Entries supplied:
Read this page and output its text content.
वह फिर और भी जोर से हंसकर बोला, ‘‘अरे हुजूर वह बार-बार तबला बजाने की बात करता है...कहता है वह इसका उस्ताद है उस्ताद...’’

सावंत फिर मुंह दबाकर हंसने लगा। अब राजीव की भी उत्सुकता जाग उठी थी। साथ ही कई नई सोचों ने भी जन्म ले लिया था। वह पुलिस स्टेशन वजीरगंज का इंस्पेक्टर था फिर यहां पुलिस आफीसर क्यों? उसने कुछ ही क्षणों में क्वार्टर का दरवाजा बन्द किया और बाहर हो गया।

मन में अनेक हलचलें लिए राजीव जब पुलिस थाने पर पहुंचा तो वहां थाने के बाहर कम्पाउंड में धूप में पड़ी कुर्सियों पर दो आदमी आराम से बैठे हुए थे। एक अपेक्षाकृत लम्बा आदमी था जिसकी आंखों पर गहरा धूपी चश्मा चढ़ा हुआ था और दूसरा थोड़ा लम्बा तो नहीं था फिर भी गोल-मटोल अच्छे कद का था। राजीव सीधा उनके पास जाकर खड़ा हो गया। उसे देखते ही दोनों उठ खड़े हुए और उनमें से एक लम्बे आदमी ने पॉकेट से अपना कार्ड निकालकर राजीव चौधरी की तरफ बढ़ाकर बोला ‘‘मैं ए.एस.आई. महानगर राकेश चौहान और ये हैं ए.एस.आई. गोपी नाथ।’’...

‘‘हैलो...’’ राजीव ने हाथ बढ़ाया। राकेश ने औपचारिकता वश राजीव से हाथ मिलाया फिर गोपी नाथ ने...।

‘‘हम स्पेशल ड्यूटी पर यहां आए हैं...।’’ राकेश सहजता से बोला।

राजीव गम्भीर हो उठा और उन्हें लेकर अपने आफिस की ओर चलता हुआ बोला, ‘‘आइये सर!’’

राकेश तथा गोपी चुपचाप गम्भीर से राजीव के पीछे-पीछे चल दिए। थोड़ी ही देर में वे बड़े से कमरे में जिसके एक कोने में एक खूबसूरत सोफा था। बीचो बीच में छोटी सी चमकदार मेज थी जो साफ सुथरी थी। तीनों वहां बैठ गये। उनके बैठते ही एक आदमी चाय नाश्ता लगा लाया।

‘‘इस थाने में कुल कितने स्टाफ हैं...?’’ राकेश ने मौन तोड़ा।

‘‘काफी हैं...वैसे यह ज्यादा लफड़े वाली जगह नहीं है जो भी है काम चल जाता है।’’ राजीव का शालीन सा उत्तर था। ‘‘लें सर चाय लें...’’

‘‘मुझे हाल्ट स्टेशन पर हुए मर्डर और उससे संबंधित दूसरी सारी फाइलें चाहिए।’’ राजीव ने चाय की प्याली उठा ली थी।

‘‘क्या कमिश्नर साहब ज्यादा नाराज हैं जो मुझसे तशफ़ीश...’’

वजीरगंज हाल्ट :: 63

Problem: Write out all records exactly, keeping every detail.

Right answer:
Read this page and output its text content.
वह फिर और भी जोर से हंसकर बोला, ‘‘अरे हुजूर वह बार-बार तबला बजाने की बात करता है...कहता है वह इसका उस्ताद है उस्ताद...’’

सावंत फिर मुंह दबाकर हंसने लगा। अब राजीव की भी उत्सुकता जाग उठी थी। साथ ही कई नई सोचों ने भी जन्म ले लिया था। वह पुलिस स्टेशन वजीरगंज का इंस्पेक्टर था फिर यहां पुलिस आफीसर क्यों? उसने कुछ ही क्षणों में क्वार्टर का दरवाजा बन्द किया और बाहर हो गया।

मन में अनेक हलचलें लिए राजीव जब पुलिस थाने पर पहुंचा तो वहां थाने के बाहर कम्पाउंड में धूप में पड़ी कुर्सियों पर दो आदमी आराम से बैठे हुए थे। एक अपेक्षाकृत लम्बा आदमी था जिसकी आंखों पर गहरा धूपी चश्मा चढ़ा हुआ था और दूसरा थोड़ा लम्बा तो नहीं था फिर भी गोल-मटोल अच्छे कद का था। राजीव सीधा उनके पास जाकर खड़ा हो गया। उसे देखते ही दोनों उठ खड़े हुए और उनमें से एक लम्बे आदमी ने पॉकेट से अपना कार्ड निकालकर राजीव चौधरी की तरफ बढ़ाकर बोला ‘‘मैं ए.एस.आई. महानगर राकेश चौहान और ये हैं ए.एस.आई. गोपी नाथ।’’...

‘‘हैलो...’’ राजीव ने हाथ बढ़ाया। राकेश ने औपचारिकता वश राजीव से हाथ मिलाया फिर गोपी नाथ ने...।

‘‘हम स्पेशल ड्यूटी पर यहां आए हैं...।’’ राकेश सहजता से बोला।

राजीव गम्भीर हो उठा और उन्हें लेकर अपने आफिस की ओर चलता हुआ बोला, ‘‘आइये सर!’’

राकेश तथा गोपी चुपचाप गम्भीर से राजीव के पीछे-पीछे चल दिए। थोड़ी ही देर में वे बड़े से कमरे में जिसके एक कोने में एक खूबसूरत सोफा था। बीचो बीच में छोटी सी चमकदार मेज थी जो साफ सुथरी थी। तीनों वहां बैठ गये। उनके बैठते ही एक आदमी चाय नाश्ता लगा लाया।

‘‘इस थाने में कुल कितने स्टाफ हैं...?’’ राकेश ने मौन तोड़ा।

‘‘काफी हैं...वैसे यह ज्यादा लफड़े वाली जगह नहीं है जो भी है काम चल जाता है।’’ राजीव का शालीन सा उत्तर था। ‘‘लें सर चाय लें...’’

‘‘मुझे हाल्ट स्टेशन पर हुए मर्डर और उससे संबंधित दूसरी सारी फाइलें चाहिए।’’ राजीव ने चाय की प्याली उठा ली थी।

‘‘क्या कमिश्नर साहब ज्यादा नाराज हैं जो मुझसे तशफ़ीश...’’

वजीरगंज हाल्ट :: 63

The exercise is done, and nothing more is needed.